■ SHORT PROBLEM: Tally the lines that hold the string "emit", and reply with the count alone.

■ SUPPLIED RECORDS:

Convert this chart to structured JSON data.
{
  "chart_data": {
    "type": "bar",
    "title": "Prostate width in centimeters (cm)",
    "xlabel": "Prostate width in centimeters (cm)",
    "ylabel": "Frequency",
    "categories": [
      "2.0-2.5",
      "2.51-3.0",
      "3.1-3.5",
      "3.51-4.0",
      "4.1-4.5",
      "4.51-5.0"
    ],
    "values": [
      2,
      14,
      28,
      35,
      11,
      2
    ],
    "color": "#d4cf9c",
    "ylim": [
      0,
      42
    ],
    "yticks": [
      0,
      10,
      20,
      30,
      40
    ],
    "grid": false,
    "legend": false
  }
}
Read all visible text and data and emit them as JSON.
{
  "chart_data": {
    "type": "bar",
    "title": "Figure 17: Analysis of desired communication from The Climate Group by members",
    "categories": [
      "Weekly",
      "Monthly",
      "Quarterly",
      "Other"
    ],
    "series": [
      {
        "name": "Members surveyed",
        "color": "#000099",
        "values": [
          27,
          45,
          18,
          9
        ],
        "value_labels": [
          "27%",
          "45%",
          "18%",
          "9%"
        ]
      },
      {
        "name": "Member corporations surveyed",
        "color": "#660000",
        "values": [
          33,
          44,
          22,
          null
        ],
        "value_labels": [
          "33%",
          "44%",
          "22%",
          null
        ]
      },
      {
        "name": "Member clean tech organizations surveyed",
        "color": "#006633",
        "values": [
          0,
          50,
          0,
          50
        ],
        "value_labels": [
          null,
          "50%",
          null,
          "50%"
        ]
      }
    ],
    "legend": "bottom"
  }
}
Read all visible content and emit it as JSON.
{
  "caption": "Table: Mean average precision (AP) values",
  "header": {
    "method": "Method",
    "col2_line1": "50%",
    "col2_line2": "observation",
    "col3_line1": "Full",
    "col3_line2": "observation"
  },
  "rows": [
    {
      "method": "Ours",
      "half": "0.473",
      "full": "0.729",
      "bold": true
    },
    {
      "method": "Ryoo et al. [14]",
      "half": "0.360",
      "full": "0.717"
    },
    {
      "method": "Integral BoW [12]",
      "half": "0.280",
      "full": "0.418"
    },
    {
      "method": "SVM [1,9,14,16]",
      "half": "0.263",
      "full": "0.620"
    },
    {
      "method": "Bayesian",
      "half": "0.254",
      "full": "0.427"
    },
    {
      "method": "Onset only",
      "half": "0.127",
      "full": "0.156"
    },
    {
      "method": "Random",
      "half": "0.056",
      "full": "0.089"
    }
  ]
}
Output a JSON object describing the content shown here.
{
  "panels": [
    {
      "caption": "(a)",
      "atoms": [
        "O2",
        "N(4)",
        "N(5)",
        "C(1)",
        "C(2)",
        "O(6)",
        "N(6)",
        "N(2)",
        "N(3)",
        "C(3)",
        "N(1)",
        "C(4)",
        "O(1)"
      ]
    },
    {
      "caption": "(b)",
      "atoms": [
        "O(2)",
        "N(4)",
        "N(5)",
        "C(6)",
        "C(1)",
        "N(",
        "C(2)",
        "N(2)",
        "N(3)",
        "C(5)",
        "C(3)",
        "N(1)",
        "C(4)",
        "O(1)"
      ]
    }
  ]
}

■ SOLUTION TO THE PROBLEM: 2